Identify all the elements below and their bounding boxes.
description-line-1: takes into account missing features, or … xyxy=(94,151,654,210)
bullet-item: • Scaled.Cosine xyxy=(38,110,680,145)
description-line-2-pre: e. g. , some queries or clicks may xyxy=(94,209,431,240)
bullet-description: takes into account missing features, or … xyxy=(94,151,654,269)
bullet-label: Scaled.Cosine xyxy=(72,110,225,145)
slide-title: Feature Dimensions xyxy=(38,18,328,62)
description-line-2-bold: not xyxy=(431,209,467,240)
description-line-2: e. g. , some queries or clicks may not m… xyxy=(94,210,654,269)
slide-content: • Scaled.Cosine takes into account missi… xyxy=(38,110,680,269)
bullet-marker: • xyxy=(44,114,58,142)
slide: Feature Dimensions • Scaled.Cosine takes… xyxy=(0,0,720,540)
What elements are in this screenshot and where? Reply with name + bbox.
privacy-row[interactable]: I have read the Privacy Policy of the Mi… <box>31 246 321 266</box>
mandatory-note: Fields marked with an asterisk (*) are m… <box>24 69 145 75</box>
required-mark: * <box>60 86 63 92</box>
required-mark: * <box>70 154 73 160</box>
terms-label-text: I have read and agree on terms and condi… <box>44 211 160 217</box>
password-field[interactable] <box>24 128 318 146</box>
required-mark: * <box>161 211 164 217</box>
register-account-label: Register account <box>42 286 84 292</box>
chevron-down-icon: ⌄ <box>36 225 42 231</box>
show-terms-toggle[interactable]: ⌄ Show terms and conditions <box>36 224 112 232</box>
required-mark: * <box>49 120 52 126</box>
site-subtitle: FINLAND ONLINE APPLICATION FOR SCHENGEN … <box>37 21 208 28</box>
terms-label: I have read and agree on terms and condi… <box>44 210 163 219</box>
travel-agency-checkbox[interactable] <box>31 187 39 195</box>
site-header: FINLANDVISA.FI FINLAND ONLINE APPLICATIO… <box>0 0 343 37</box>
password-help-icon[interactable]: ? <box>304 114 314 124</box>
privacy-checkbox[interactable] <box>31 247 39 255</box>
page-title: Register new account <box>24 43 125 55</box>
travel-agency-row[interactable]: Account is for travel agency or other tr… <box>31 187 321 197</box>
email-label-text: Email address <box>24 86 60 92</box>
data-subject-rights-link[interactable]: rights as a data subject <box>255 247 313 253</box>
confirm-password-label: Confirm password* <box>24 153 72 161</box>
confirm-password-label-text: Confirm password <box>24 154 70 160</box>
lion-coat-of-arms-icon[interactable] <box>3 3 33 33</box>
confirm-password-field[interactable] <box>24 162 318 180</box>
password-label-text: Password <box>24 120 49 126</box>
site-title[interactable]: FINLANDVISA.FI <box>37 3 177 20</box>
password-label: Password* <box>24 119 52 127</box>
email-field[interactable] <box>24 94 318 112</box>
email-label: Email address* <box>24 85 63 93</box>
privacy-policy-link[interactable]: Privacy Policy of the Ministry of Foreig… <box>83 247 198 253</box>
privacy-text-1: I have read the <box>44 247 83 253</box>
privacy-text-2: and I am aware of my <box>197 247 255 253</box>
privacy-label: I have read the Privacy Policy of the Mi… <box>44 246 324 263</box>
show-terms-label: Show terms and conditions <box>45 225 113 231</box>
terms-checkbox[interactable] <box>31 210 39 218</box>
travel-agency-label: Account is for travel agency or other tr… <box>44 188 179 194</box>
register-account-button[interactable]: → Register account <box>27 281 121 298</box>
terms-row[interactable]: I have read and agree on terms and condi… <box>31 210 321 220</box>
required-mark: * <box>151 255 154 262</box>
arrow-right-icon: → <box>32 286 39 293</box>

****************

Update the material by replacing every "Email address" with "E-mail address", and reproduce all the other lines unchanged.

Identify all the elements below and their bounding boxes.
description-line-1: takes into account missing features, or … xyxy=(94,151,654,210)
bullet-item: • Scaled.Cosine xyxy=(38,110,680,145)
description-line-2-pre: e. g. , some queries or clicks may xyxy=(94,209,431,240)
bullet-description: takes into account missing features, or … xyxy=(94,151,654,269)
bullet-label: Scaled.Cosine xyxy=(72,110,225,145)
slide-title: Feature Dimensions xyxy=(38,18,328,62)
description-line-2-bold: not xyxy=(431,209,467,240)
description-line-2: e. g. , some queries or clicks may not m… xyxy=(94,210,654,269)
slide-content: • Scaled.Cosine takes into account missi… xyxy=(38,110,680,269)
bullet-marker: • xyxy=(44,114,58,142)
slide: Feature Dimensions • Scaled.Cosine takes… xyxy=(0,0,720,540)
What elements are in this screenshot and where? Reply with name + bbox.
privacy-row[interactable]: I have read the Privacy Policy of the Mi… <box>31 246 321 266</box>
mandatory-note: Fields marked with an asterisk (*) are m… <box>24 69 145 75</box>
required-mark: * <box>60 86 63 92</box>
required-mark: * <box>70 154 73 160</box>
terms-label-text: I have read and agree on terms and condi… <box>44 211 160 217</box>
password-field[interactable] <box>24 128 318 146</box>
required-mark: * <box>161 211 164 217</box>
register-account-label: Register account <box>42 286 84 292</box>
chevron-down-icon: ⌄ <box>36 225 42 231</box>
show-terms-toggle[interactable]: ⌄ Show terms and conditions <box>36 224 112 232</box>
required-mark: * <box>49 120 52 126</box>
site-subtitle: FINLAND ONLINE APPLICATION FOR SCHENGEN … <box>37 21 208 28</box>
terms-label: I have read and agree on terms and condi… <box>44 210 163 219</box>
travel-agency-checkbox[interactable] <box>31 187 39 195</box>
site-header: FINLANDVISA.FI FINLAND ONLINE APPLICATIO… <box>0 0 343 37</box>
password-help-icon[interactable]: ? <box>304 114 314 124</box>
privacy-checkbox[interactable] <box>31 247 39 255</box>
page-title: Register new account <box>24 43 125 55</box>
travel-agency-row[interactable]: Account is for travel agency or other tr… <box>31 187 321 197</box>
email-label-text: E-mail address <box>24 86 60 92</box>
data-subject-rights-link[interactable]: rights as a data subject <box>255 247 313 253</box>
confirm-password-label: Confirm password* <box>24 153 72 161</box>
confirm-password-label-text: Confirm password <box>24 154 70 160</box>
lion-coat-of-arms-icon[interactable] <box>3 3 33 33</box>
confirm-password-field[interactable] <box>24 162 318 180</box>
password-label-text: Password <box>24 120 49 126</box>
site-title[interactable]: FINLANDVISA.FI <box>37 3 177 20</box>
password-label: Password* <box>24 119 52 127</box>
email-field[interactable] <box>24 94 318 112</box>
email-label: E-mail address* <box>24 85 63 93</box>
privacy-policy-link[interactable]: Privacy Policy of the Ministry of Foreig… <box>83 247 198 253</box>
privacy-text-1: I have read the <box>44 247 83 253</box>
privacy-text-2: and I am aware of my <box>197 247 255 253</box>
privacy-label: I have read the Privacy Policy of the Mi… <box>44 246 324 263</box>
show-terms-label: Show terms and conditions <box>45 225 113 231</box>
terms-checkbox[interactable] <box>31 210 39 218</box>
travel-agency-label: Account is for travel agency or other tr… <box>44 188 179 194</box>
register-account-button[interactable]: → Register account <box>27 281 121 298</box>
terms-row[interactable]: I have read and agree on terms and condi… <box>31 210 321 220</box>
required-mark: * <box>151 255 154 262</box>
arrow-right-icon: → <box>32 286 39 293</box>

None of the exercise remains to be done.